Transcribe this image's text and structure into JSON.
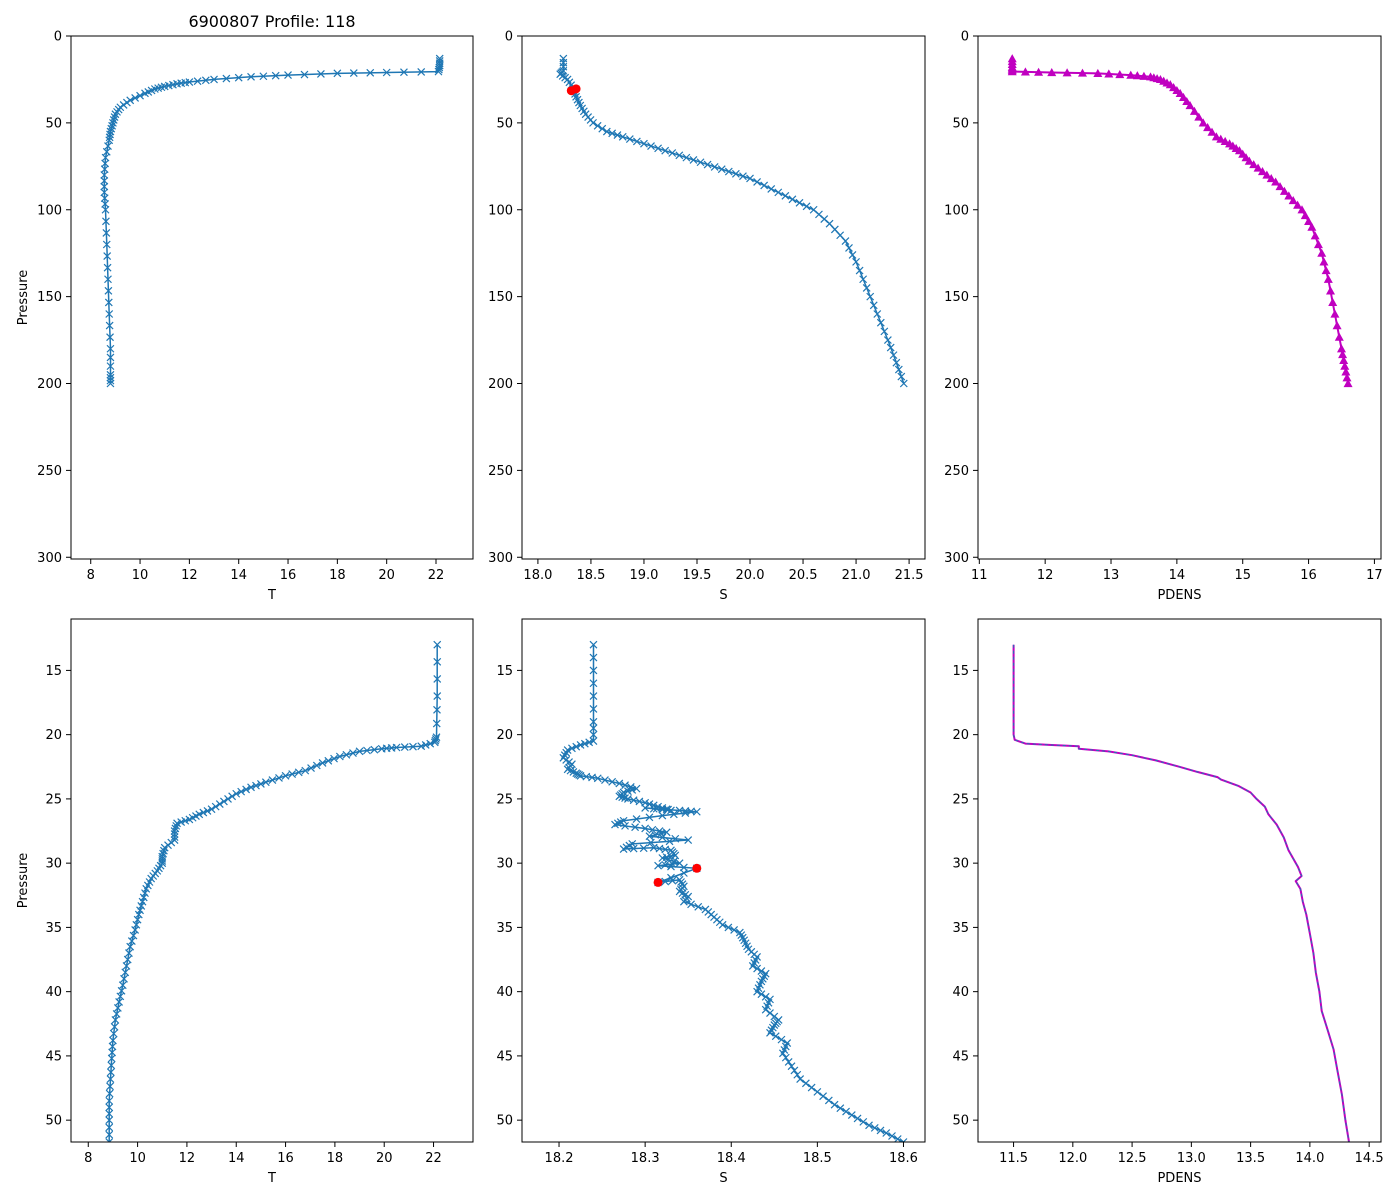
{
  "figure_title": "6900807 Profile: 118",
  "colors": {
    "series": "#1f77b4",
    "flag": "#ff0000",
    "density": "#c000c0",
    "density_dash": "#1f77b4"
  },
  "chart_data": [
    {
      "id": "top-t",
      "type": "line",
      "title": "6900807 Profile: 118",
      "xlabel": "T",
      "ylabel": "Pressure",
      "xlim": [
        7.2,
        23.5
      ],
      "ylim": [
        301,
        0
      ],
      "inverted_y": true,
      "xticks": [
        8,
        10,
        12,
        14,
        16,
        18,
        20,
        22
      ],
      "yticks": [
        0,
        50,
        100,
        150,
        200,
        250,
        300
      ],
      "marker": "x",
      "series": [
        {
          "name": "T",
          "x": [
            22.15,
            22.15,
            22.1,
            20,
            18,
            16,
            14.5,
            13,
            12,
            11.5,
            11,
            10.6,
            10.2,
            9.6,
            9.2,
            9.0,
            8.9,
            8.8,
            8.75,
            8.6,
            8.55,
            8.55,
            8.6,
            8.65,
            8.7,
            8.75,
            8.8,
            8.8,
            8.8
          ],
          "y": [
            13,
            17,
            20.5,
            21,
            21.5,
            22.5,
            23.5,
            25,
            26.5,
            27.5,
            29,
            30.5,
            33,
            37,
            41,
            45,
            50,
            55,
            60,
            70,
            80,
            90,
            100,
            120,
            140,
            160,
            180,
            195,
            200
          ]
        }
      ]
    },
    {
      "id": "top-s",
      "type": "line",
      "xlabel": "S",
      "ylabel": "",
      "xlim": [
        17.85,
        21.65
      ],
      "ylim": [
        301,
        0
      ],
      "inverted_y": true,
      "xticks": [
        18.0,
        18.5,
        19.0,
        19.5,
        20.0,
        20.5,
        21.0,
        21.5
      ],
      "xticklabels": [
        "18.0",
        "18.5",
        "19.0",
        "19.5",
        "20.0",
        "20.5",
        "21.0",
        "21.5"
      ],
      "yticks": [
        0,
        50,
        100,
        150,
        200,
        250,
        300
      ],
      "marker": "x",
      "series": [
        {
          "name": "S",
          "x": [
            18.24,
            18.24,
            18.21,
            18.28,
            18.33,
            18.36,
            18.4,
            18.45,
            18.52,
            18.65,
            18.8,
            19.0,
            19.2,
            19.4,
            19.6,
            19.8,
            20.0,
            20.2,
            20.4,
            20.6,
            20.75,
            20.9,
            21.0,
            21.1,
            21.2,
            21.3,
            21.38,
            21.45
          ],
          "y": [
            13,
            20,
            22,
            25,
            30,
            35,
            40,
            45,
            50,
            55,
            58,
            62,
            66,
            70,
            74,
            78,
            82,
            88,
            94,
            100,
            108,
            118,
            130,
            145,
            160,
            175,
            188,
            200
          ]
        }
      ],
      "flags": {
        "name": "flagged",
        "x": [
          18.36,
          18.315
        ],
        "y": [
          30.4,
          31.5
        ]
      }
    },
    {
      "id": "top-pdens",
      "type": "line",
      "xlabel": "PDENS",
      "ylabel": "",
      "xlim": [
        10.98,
        17.1
      ],
      "ylim": [
        301,
        0
      ],
      "inverted_y": true,
      "xticks": [
        11,
        12,
        13,
        14,
        15,
        16,
        17
      ],
      "yticks": [
        0,
        50,
        100,
        150,
        200,
        250,
        300
      ],
      "marker": "triangle",
      "series": [
        {
          "name": "PDENS",
          "x": [
            11.5,
            11.5,
            11.5,
            12.1,
            12.8,
            13.3,
            13.6,
            13.75,
            13.9,
            14.05,
            14.2,
            14.4,
            14.6,
            14.8,
            14.95,
            15.1,
            15.3,
            15.5,
            15.7,
            15.9,
            16.05,
            16.2,
            16.3,
            16.4,
            16.5,
            16.55,
            16.6
          ],
          "y": [
            13,
            18,
            20.5,
            21,
            21.5,
            22.5,
            23.5,
            25,
            28,
            33,
            40,
            50,
            58,
            62,
            66,
            72,
            78,
            84,
            92,
            100,
            110,
            125,
            140,
            160,
            180,
            190,
            200
          ]
        }
      ]
    },
    {
      "id": "bottom-t",
      "type": "line",
      "xlabel": "T",
      "ylabel": "Pressure",
      "xlim": [
        7.3,
        23.6
      ],
      "ylim": [
        51.7,
        11.0
      ],
      "inverted_y": true,
      "xticks": [
        8,
        10,
        12,
        14,
        16,
        18,
        20,
        22
      ],
      "yticks": [
        15,
        20,
        25,
        30,
        35,
        40,
        45,
        50
      ],
      "marker": "x",
      "series": [
        {
          "name": "T",
          "x": [
            22.15,
            22.15,
            22.12,
            22.05,
            21.5,
            20.5,
            19.9,
            19.0,
            18.2,
            17.5,
            16.8,
            16.0,
            15.2,
            14.6,
            14.0,
            13.5,
            13.0,
            12.5,
            12.1,
            11.6,
            11.5,
            11.5,
            11.1,
            11.0,
            11.0,
            10.8,
            10.55,
            10.35,
            10.2,
            10.05,
            9.9,
            9.7,
            9.55,
            9.4,
            9.25,
            9.1,
            9.0,
            8.95,
            8.9,
            8.85,
            8.85,
            8.85
          ],
          "y": [
            13,
            17,
            20.2,
            20.6,
            20.9,
            21.0,
            21.1,
            21.3,
            21.7,
            22.2,
            22.8,
            23.2,
            23.7,
            24.1,
            24.6,
            25.2,
            25.8,
            26.2,
            26.6,
            26.9,
            27.5,
            28.2,
            28.8,
            29.5,
            30.0,
            30.6,
            31.2,
            32.0,
            33.0,
            34.0,
            35.2,
            36.5,
            38.0,
            39.5,
            40.8,
            42.2,
            43.8,
            45.2,
            46.8,
            48.5,
            50.0,
            51.7
          ]
        }
      ]
    },
    {
      "id": "bottom-s",
      "type": "line",
      "xlabel": "S",
      "ylabel": "",
      "xlim": [
        18.157,
        18.625
      ],
      "ylim": [
        51.7,
        11.0
      ],
      "inverted_y": true,
      "xticks": [
        18.2,
        18.3,
        18.4,
        18.5,
        18.6
      ],
      "xticklabels": [
        "18.2",
        "18.3",
        "18.4",
        "18.5",
        "18.6"
      ],
      "yticks": [
        15,
        20,
        25,
        30,
        35,
        40,
        45,
        50
      ],
      "marker": "x",
      "series": [
        {
          "name": "S",
          "x": [
            18.24,
            18.24,
            18.24,
            18.24,
            18.225,
            18.21,
            18.205,
            18.215,
            18.21,
            18.22,
            18.225,
            18.245,
            18.27,
            18.29,
            18.275,
            18.27,
            18.28,
            18.3,
            18.315,
            18.33,
            18.3,
            18.34,
            18.36,
            18.32,
            18.275,
            18.265,
            18.3,
            18.325,
            18.305,
            18.35,
            18.285,
            18.275,
            18.31,
            18.33,
            18.335,
            18.32,
            18.34,
            18.315,
            18.36,
            18.315,
            18.34,
            18.345,
            18.34,
            18.35,
            18.345,
            18.37,
            18.38,
            18.39,
            18.41,
            18.415,
            18.42,
            18.43,
            18.425,
            18.44,
            18.435,
            18.43,
            18.445,
            18.44,
            18.455,
            18.45,
            18.445,
            18.465,
            18.46,
            18.47,
            18.48,
            18.5,
            18.52,
            18.54,
            18.56,
            18.58,
            18.6
          ],
          "y": [
            13,
            16,
            19,
            20.5,
            20.8,
            21.2,
            21.8,
            22.3,
            22.7,
            23.0,
            23.2,
            23.4,
            23.8,
            24.2,
            24.5,
            24.8,
            25.0,
            25.3,
            25.6,
            25.9,
            25.7,
            25.9,
            26.0,
            26.3,
            26.7,
            27.0,
            27.3,
            27.6,
            27.9,
            28.2,
            28.5,
            28.9,
            28.8,
            29.0,
            29.4,
            29.6,
            30.0,
            30.2,
            30.4,
            31.5,
            31.3,
            31.8,
            32.2,
            32.6,
            33.0,
            33.6,
            34.2,
            34.8,
            35.4,
            36.0,
            36.7,
            37.3,
            38.0,
            38.6,
            39.2,
            40.0,
            40.6,
            41.4,
            42.2,
            42.6,
            43.2,
            44.0,
            44.8,
            45.8,
            46.8,
            47.8,
            48.8,
            49.6,
            50.4,
            51.0,
            51.7
          ]
        }
      ],
      "flags": {
        "name": "flagged",
        "x": [
          18.36,
          18.315
        ],
        "y": [
          30.4,
          31.5
        ]
      }
    },
    {
      "id": "bottom-pdens",
      "type": "line",
      "xlabel": "PDENS",
      "ylabel": "",
      "xlim": [
        11.2,
        14.6
      ],
      "ylim": [
        51.7,
        11.0
      ],
      "inverted_y": true,
      "xticks": [
        11.5,
        12.0,
        12.5,
        13.0,
        13.5,
        14.0,
        14.5
      ],
      "xticklabels": [
        "11.5",
        "12.0",
        "12.5",
        "13.0",
        "13.5",
        "14.0",
        "14.5"
      ],
      "yticks": [
        15,
        20,
        25,
        30,
        35,
        40,
        45,
        50
      ],
      "marker": "none",
      "series": [
        {
          "name": "PDENS",
          "x": [
            11.5,
            11.5,
            11.51,
            11.6,
            11.8,
            12.05,
            12.05,
            12.3,
            12.5,
            12.7,
            12.9,
            13.05,
            13.22,
            13.25,
            13.4,
            13.5,
            13.55,
            13.62,
            13.65,
            13.72,
            13.78,
            13.82,
            13.9,
            13.93,
            13.88,
            13.92,
            13.94,
            13.97,
            14.0,
            14.03,
            14.05,
            14.08,
            14.1,
            14.15,
            14.2,
            14.23,
            14.27,
            14.3,
            14.33
          ],
          "y": [
            13,
            20,
            20.4,
            20.7,
            20.8,
            20.9,
            21.1,
            21.3,
            21.6,
            22.0,
            22.5,
            22.9,
            23.3,
            23.5,
            24.0,
            24.5,
            25.0,
            25.6,
            26.2,
            27.0,
            28.0,
            29.0,
            30.3,
            31.0,
            31.4,
            32.0,
            33.0,
            34.0,
            35.5,
            37.0,
            38.5,
            40.0,
            41.5,
            43.0,
            44.5,
            46.0,
            48.0,
            50.0,
            51.7
          ]
        }
      ]
    }
  ]
}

====================

**Problem requirements**
In the records above, find the lines containing "bottom" and copy them.

**Solution to the exercise**
      "id": "bottom-t",
      "id": "bottom-s",
      "id": "bottom-pdens",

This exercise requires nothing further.